═════ EXTRACTED INFORMATION ═════
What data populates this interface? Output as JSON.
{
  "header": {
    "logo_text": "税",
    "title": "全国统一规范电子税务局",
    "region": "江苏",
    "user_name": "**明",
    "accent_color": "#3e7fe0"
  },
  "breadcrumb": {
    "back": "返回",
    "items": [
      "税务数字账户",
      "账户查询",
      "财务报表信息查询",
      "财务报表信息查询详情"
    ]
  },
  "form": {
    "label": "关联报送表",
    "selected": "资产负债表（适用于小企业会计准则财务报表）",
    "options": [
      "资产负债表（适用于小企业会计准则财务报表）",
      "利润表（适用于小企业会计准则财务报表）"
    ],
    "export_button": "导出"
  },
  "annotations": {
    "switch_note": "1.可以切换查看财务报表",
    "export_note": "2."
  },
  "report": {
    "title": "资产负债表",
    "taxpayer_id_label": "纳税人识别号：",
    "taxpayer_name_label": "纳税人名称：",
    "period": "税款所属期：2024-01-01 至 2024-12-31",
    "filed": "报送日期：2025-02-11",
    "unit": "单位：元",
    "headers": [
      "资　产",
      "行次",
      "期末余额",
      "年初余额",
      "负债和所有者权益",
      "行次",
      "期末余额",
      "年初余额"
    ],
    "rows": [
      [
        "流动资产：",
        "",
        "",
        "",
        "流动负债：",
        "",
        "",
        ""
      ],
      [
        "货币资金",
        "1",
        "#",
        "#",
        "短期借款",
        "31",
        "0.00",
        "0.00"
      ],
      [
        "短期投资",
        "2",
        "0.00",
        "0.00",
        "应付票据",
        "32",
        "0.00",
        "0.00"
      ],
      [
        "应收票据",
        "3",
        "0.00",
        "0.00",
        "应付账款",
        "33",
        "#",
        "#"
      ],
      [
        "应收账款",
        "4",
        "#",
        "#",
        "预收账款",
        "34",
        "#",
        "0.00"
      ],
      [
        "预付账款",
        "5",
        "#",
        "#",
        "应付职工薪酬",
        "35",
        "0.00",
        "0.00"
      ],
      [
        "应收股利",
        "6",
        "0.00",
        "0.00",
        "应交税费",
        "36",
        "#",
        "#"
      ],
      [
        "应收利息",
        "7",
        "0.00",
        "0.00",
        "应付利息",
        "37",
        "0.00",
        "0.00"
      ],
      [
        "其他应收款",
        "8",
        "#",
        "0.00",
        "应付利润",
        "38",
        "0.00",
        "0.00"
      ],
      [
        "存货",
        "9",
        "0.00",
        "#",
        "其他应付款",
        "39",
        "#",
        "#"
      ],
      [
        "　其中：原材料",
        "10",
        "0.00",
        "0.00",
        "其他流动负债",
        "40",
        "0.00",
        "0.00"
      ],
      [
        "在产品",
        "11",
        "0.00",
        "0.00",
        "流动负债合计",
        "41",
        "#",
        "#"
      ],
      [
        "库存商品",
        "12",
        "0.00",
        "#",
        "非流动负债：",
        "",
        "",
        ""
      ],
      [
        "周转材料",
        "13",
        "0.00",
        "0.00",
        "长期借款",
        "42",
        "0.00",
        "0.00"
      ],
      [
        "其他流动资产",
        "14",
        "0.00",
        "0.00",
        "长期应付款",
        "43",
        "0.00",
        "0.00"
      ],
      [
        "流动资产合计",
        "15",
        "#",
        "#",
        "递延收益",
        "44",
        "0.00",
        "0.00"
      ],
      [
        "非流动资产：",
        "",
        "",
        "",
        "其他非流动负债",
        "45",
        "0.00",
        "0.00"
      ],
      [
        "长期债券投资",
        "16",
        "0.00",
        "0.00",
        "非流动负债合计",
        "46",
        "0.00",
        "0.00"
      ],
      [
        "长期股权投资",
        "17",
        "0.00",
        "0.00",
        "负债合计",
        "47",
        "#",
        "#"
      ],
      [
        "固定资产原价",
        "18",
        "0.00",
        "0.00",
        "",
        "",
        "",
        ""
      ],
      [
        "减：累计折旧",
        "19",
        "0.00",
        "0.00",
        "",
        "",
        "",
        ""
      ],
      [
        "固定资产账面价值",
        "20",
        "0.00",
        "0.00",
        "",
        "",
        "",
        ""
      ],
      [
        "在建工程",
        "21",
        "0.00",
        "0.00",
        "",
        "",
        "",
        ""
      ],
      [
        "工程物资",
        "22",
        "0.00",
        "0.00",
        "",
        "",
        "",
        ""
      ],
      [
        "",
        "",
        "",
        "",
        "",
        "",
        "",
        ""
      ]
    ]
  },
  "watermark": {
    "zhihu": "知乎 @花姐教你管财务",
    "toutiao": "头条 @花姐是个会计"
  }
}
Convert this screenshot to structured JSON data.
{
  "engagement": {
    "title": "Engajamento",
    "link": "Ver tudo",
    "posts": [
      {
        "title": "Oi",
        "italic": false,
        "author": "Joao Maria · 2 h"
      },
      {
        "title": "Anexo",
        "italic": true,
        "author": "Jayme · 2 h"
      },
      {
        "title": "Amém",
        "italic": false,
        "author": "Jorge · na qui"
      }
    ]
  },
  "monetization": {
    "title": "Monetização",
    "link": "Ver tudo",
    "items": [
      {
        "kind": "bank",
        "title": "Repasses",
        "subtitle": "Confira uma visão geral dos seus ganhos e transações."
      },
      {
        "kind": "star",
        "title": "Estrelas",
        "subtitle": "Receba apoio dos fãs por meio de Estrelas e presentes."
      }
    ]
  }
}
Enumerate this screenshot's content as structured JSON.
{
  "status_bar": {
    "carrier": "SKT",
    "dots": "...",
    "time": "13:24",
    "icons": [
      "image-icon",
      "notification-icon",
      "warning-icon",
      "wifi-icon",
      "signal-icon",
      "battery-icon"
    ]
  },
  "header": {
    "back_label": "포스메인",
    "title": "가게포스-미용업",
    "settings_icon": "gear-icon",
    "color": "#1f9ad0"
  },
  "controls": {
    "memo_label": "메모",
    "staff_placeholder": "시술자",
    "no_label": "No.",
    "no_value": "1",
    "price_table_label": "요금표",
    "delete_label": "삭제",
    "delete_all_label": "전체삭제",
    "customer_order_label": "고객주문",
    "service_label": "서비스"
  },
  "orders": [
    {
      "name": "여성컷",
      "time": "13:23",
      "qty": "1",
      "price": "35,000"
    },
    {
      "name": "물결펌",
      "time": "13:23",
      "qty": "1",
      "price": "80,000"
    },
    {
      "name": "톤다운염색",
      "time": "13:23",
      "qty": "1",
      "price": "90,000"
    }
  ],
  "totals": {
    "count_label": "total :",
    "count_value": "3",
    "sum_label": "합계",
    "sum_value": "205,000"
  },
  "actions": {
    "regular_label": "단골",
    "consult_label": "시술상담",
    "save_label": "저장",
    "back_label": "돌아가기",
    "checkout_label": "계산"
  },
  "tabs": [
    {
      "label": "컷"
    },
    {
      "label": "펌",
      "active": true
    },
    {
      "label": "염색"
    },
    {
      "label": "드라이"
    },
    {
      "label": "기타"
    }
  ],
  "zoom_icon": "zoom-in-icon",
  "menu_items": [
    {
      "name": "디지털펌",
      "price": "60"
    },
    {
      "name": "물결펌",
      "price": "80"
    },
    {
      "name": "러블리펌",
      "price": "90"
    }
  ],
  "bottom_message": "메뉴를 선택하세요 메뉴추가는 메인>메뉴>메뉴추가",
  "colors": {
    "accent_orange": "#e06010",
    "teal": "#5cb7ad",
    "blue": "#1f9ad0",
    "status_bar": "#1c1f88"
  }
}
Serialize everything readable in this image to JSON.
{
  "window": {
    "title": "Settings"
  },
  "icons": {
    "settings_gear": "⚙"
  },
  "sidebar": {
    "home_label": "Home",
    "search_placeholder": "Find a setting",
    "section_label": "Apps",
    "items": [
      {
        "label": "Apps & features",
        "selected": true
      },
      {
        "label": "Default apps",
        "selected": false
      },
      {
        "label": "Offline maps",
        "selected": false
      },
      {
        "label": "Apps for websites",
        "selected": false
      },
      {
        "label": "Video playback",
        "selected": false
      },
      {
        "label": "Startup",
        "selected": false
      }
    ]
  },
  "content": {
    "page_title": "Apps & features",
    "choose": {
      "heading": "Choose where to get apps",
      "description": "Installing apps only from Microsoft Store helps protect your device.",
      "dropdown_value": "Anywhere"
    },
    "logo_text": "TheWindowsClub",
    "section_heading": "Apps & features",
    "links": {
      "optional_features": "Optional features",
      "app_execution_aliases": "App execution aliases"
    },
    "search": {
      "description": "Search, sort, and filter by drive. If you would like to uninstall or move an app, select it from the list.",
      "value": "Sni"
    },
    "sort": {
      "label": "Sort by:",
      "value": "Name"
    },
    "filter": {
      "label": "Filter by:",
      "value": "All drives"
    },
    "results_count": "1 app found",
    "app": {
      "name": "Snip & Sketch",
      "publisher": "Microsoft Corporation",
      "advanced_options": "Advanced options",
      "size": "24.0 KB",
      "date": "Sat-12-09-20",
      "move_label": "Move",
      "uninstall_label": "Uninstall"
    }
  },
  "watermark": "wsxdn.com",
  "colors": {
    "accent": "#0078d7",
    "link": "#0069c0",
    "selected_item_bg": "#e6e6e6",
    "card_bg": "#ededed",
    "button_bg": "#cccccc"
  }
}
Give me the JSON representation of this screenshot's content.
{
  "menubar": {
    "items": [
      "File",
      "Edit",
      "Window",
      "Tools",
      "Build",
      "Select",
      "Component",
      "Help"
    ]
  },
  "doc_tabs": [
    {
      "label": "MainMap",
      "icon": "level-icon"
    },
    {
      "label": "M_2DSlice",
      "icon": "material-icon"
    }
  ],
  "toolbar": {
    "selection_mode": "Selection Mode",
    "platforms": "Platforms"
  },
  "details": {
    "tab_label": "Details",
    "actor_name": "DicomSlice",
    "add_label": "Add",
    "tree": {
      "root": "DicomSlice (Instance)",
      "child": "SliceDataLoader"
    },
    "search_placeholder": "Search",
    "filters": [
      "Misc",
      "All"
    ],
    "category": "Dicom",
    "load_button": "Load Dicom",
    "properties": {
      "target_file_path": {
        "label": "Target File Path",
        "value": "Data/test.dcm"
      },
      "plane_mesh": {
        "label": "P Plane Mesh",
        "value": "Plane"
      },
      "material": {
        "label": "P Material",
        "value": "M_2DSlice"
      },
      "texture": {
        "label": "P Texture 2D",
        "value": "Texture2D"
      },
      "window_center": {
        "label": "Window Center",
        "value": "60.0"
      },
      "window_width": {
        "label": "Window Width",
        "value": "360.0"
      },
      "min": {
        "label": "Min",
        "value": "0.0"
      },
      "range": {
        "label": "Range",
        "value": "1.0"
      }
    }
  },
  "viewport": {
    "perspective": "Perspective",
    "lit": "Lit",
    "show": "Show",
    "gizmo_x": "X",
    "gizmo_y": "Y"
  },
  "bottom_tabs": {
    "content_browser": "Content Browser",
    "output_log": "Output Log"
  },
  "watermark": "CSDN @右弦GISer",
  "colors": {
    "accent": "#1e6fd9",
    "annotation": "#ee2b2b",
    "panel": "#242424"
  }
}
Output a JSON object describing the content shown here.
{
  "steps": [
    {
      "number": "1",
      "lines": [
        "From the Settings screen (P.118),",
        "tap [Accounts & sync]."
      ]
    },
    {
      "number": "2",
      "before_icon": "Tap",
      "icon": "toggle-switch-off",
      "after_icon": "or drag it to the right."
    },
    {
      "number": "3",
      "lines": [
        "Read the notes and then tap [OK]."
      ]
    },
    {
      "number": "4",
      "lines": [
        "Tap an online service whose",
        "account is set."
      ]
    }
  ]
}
═════
- [WHAT IS BEING ASKED]:
Reproduce the lines from the one containing "Output a JSON" to the end of the entries, keeping both ends and adding nothing.

- [REPLY TO THE TASK]:
Output a JSON object describing the content shown here.
{
  "steps": [
    {
      "number": "1",
      "lines": [
        "From the Settings screen (P.118),",
        "tap [Accounts & sync]."
      ]
    },
    {
      "number": "2",
      "before_icon": "Tap",
      "icon": "toggle-switch-off",
      "after_icon": "or drag it to the right."
    },
    {
      "number": "3",
      "lines": [
        "Read the notes and then tap [OK]."
      ]
    },
    {
      "number": "4",
      "lines": [
        "Tap an online service whose",
        "account is set."
      ]
    }
  ]
}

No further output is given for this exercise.